Problem to solve
Copy out every line in which the string "text" occurs.

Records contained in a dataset
###

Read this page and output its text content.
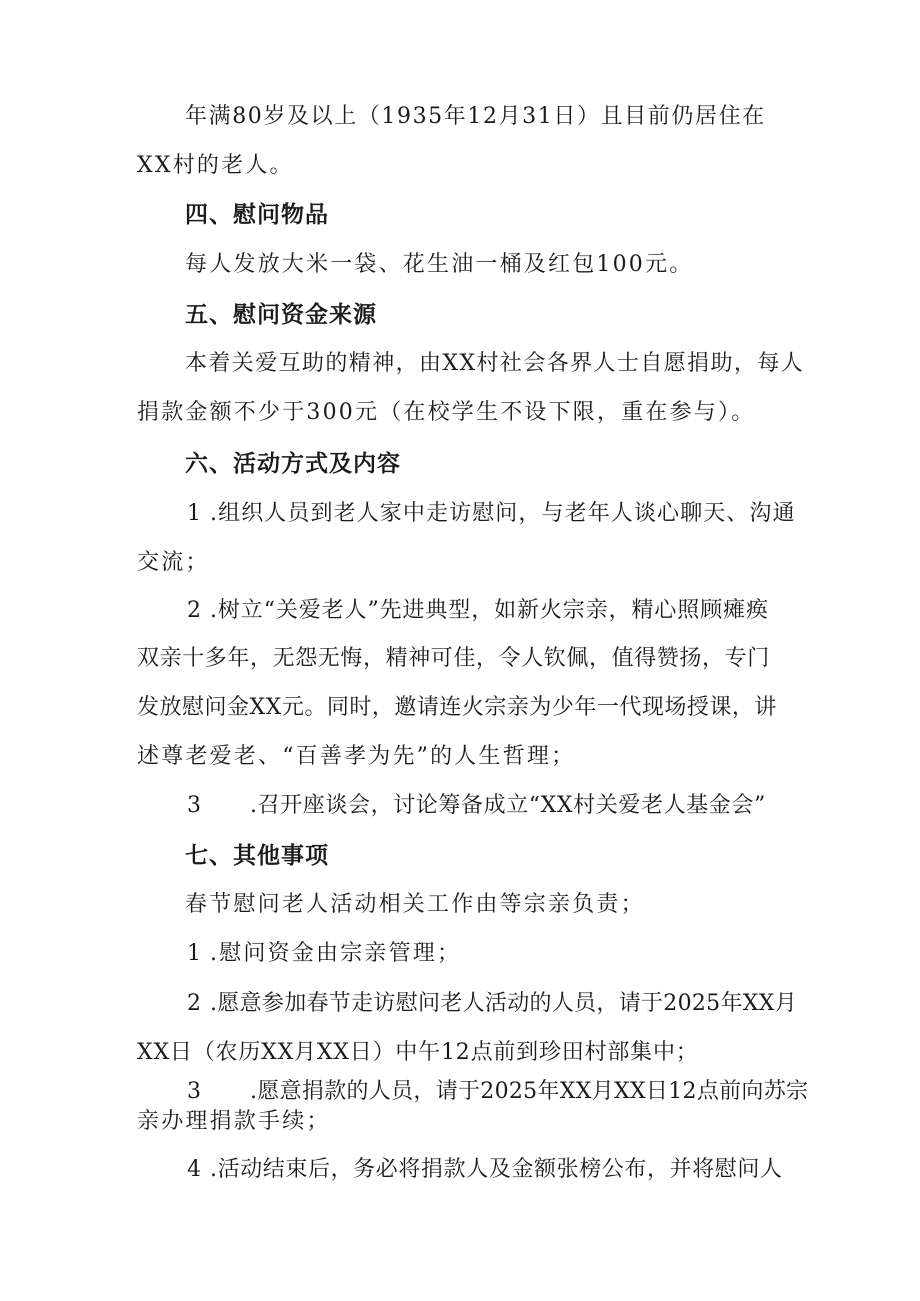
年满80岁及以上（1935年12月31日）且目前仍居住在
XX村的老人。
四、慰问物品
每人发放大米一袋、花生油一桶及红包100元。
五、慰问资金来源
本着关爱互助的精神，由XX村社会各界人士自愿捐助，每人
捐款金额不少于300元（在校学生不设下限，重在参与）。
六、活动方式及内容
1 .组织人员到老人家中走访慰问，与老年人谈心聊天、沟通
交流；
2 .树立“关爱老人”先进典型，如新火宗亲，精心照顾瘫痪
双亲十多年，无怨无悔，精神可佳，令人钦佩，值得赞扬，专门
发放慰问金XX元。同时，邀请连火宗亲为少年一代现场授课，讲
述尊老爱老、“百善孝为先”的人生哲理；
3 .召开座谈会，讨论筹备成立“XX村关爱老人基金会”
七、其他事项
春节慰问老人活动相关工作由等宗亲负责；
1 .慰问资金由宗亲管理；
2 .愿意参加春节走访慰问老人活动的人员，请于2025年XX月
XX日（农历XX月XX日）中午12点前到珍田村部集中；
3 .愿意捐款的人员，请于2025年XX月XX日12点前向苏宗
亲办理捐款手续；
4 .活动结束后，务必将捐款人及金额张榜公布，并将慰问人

###

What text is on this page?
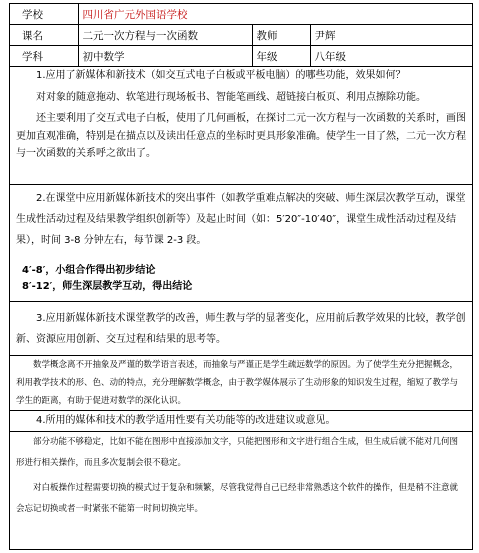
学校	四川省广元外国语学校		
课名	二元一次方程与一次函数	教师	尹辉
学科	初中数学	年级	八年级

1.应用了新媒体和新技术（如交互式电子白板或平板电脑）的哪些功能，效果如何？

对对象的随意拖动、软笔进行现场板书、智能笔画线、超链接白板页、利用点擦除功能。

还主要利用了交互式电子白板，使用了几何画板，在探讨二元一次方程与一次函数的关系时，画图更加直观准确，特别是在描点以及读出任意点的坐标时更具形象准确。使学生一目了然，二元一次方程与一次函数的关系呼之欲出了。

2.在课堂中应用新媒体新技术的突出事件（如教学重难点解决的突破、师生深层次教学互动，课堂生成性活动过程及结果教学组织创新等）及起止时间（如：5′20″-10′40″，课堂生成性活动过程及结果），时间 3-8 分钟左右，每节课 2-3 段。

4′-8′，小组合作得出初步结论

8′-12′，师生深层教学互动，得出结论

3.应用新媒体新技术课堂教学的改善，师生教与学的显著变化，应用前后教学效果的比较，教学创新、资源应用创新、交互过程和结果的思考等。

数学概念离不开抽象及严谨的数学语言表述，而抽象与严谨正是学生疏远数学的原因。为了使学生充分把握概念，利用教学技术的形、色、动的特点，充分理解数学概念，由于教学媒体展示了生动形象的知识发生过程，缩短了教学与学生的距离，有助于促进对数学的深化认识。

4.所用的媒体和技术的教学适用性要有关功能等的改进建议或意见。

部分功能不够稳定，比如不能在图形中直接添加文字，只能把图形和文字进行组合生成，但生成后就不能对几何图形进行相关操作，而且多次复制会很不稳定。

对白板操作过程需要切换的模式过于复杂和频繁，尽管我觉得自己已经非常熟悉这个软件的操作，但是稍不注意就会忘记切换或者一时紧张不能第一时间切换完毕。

###

Written response
Read this page and output its text content.
What text is on this page?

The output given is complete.